Gather up the lines with the word "inches" in them.

####################

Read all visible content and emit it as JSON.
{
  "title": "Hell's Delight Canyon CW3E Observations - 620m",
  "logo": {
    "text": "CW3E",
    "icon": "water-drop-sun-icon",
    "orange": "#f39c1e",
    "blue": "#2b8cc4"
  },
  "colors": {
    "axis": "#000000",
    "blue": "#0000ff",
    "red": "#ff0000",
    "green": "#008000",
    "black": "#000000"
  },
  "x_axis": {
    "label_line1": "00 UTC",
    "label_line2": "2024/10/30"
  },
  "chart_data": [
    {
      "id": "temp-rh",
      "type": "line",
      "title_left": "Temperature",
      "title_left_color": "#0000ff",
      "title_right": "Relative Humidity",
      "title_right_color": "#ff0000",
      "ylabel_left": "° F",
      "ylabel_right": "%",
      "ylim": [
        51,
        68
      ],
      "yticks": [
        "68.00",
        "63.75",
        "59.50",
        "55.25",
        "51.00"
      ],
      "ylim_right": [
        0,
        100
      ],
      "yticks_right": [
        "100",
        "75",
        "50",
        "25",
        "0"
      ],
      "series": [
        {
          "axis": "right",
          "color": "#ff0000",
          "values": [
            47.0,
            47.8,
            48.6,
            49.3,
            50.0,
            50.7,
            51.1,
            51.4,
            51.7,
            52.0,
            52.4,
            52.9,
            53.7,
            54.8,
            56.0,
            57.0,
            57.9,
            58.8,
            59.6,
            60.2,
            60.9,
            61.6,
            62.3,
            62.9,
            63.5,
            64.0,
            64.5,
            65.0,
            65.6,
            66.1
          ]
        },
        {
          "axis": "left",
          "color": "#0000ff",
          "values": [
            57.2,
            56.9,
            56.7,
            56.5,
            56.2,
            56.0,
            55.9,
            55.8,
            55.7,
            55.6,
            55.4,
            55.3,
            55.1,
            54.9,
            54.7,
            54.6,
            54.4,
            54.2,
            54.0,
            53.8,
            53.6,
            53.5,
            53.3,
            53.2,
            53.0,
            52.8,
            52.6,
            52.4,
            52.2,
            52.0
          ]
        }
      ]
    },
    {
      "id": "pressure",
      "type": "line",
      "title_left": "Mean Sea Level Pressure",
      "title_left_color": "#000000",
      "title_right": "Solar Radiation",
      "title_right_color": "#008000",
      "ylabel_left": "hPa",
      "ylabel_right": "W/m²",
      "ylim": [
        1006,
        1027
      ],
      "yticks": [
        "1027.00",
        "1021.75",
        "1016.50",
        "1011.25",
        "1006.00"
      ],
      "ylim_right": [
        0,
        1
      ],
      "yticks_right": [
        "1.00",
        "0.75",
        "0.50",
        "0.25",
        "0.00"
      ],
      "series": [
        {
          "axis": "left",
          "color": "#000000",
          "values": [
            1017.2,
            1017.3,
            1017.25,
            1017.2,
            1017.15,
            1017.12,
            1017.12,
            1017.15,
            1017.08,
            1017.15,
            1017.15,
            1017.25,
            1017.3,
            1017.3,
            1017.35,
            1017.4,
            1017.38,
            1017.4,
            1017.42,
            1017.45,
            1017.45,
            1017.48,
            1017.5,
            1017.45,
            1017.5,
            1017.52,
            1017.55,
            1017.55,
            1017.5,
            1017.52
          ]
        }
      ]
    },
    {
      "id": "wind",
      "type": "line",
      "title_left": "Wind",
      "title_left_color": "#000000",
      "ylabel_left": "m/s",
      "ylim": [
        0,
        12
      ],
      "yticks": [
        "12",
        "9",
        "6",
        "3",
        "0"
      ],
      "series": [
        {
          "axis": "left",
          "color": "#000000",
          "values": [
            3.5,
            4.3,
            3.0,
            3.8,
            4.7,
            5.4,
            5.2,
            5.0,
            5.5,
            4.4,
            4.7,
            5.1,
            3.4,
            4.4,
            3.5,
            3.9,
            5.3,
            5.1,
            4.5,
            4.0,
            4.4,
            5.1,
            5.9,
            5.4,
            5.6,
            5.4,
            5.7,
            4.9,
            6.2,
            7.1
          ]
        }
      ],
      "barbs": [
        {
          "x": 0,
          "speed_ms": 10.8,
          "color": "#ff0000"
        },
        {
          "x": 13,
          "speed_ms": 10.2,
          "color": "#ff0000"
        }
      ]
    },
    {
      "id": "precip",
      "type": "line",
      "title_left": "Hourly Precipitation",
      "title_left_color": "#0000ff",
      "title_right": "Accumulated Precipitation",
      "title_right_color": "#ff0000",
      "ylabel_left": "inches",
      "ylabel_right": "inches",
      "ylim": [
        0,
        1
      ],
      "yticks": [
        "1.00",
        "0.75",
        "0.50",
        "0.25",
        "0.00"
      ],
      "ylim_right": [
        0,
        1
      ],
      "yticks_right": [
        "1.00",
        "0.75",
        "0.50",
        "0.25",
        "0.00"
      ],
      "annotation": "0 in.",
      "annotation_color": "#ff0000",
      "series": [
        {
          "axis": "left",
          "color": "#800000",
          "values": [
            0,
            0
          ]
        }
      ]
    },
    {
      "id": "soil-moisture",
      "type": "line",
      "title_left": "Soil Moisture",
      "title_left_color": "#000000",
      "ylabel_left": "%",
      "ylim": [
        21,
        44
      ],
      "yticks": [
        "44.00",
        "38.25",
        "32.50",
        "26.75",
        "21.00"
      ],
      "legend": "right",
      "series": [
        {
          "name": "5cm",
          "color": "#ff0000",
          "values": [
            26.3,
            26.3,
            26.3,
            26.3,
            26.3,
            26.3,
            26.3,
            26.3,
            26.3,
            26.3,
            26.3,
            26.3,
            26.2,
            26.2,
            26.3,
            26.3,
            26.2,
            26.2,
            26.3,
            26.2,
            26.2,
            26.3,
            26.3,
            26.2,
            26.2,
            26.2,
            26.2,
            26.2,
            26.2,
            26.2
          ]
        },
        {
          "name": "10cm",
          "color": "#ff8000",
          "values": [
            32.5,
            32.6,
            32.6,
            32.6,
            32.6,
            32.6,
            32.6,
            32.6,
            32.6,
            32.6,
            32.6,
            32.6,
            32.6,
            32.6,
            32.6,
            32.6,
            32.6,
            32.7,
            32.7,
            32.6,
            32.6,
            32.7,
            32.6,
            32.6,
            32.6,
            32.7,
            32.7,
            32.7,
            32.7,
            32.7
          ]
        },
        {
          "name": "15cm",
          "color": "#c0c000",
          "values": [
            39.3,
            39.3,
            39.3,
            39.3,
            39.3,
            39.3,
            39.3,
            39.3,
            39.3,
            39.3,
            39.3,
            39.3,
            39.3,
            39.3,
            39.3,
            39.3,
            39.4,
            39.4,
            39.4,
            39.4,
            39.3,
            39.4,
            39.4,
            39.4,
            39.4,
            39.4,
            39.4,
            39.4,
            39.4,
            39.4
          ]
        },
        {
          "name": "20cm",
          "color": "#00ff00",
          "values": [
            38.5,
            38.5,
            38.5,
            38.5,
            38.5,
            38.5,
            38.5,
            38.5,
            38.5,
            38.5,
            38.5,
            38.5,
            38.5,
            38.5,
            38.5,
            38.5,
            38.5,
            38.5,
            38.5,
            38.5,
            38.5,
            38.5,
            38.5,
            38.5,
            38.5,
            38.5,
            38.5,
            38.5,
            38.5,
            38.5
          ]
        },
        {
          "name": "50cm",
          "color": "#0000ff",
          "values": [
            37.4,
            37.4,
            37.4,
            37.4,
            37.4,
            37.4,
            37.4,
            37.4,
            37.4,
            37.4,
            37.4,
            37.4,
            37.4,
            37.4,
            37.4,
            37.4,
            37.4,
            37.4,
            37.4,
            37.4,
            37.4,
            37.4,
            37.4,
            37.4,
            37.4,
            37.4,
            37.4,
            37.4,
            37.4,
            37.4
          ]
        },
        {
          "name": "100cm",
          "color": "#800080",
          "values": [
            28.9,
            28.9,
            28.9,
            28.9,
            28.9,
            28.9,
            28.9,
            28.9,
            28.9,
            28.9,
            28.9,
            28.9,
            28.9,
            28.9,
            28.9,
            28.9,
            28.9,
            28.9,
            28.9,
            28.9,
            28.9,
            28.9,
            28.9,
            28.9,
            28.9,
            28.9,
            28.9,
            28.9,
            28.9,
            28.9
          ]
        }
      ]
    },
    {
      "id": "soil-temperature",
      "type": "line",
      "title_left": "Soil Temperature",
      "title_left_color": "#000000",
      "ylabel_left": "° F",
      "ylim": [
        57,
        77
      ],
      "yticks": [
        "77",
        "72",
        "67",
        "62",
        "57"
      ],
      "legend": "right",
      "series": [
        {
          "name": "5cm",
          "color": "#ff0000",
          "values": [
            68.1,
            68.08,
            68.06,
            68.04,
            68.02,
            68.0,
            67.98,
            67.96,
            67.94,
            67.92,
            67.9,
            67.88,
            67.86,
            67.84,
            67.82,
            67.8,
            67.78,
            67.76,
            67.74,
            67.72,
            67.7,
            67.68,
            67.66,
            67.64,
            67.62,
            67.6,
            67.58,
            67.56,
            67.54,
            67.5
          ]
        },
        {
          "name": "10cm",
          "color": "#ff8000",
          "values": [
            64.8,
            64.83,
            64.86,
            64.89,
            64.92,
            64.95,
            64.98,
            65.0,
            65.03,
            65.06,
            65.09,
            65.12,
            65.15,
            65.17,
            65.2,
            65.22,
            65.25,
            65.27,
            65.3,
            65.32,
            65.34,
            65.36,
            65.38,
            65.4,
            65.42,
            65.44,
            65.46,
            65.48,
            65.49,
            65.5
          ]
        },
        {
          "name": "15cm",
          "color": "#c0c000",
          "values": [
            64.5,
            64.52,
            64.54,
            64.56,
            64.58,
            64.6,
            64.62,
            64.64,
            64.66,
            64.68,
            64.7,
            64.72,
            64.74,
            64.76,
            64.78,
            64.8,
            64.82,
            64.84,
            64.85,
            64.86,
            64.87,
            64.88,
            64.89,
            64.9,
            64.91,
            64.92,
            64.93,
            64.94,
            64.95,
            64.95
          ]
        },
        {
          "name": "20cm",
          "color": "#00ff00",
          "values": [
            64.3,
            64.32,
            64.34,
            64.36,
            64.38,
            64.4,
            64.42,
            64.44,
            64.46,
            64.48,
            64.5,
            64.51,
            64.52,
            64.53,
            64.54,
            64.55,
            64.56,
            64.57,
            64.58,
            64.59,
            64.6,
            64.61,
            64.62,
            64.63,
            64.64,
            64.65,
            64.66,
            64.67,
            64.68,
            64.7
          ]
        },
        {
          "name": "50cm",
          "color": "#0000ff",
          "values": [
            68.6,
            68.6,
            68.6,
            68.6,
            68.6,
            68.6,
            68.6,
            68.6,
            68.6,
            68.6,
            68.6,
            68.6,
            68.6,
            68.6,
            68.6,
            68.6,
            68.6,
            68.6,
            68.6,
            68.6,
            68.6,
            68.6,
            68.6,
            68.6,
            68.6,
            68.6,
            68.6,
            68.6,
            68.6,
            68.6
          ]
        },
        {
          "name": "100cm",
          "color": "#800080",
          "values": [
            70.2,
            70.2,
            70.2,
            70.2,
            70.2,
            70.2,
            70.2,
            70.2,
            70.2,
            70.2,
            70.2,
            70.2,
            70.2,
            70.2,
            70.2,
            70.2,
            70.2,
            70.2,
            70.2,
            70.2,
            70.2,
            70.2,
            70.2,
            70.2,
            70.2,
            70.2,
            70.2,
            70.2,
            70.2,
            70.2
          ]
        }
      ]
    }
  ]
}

####################

EXERCISE OUTPUT –
      "ylabel_left": "inches",
      "ylabel_right": "inches",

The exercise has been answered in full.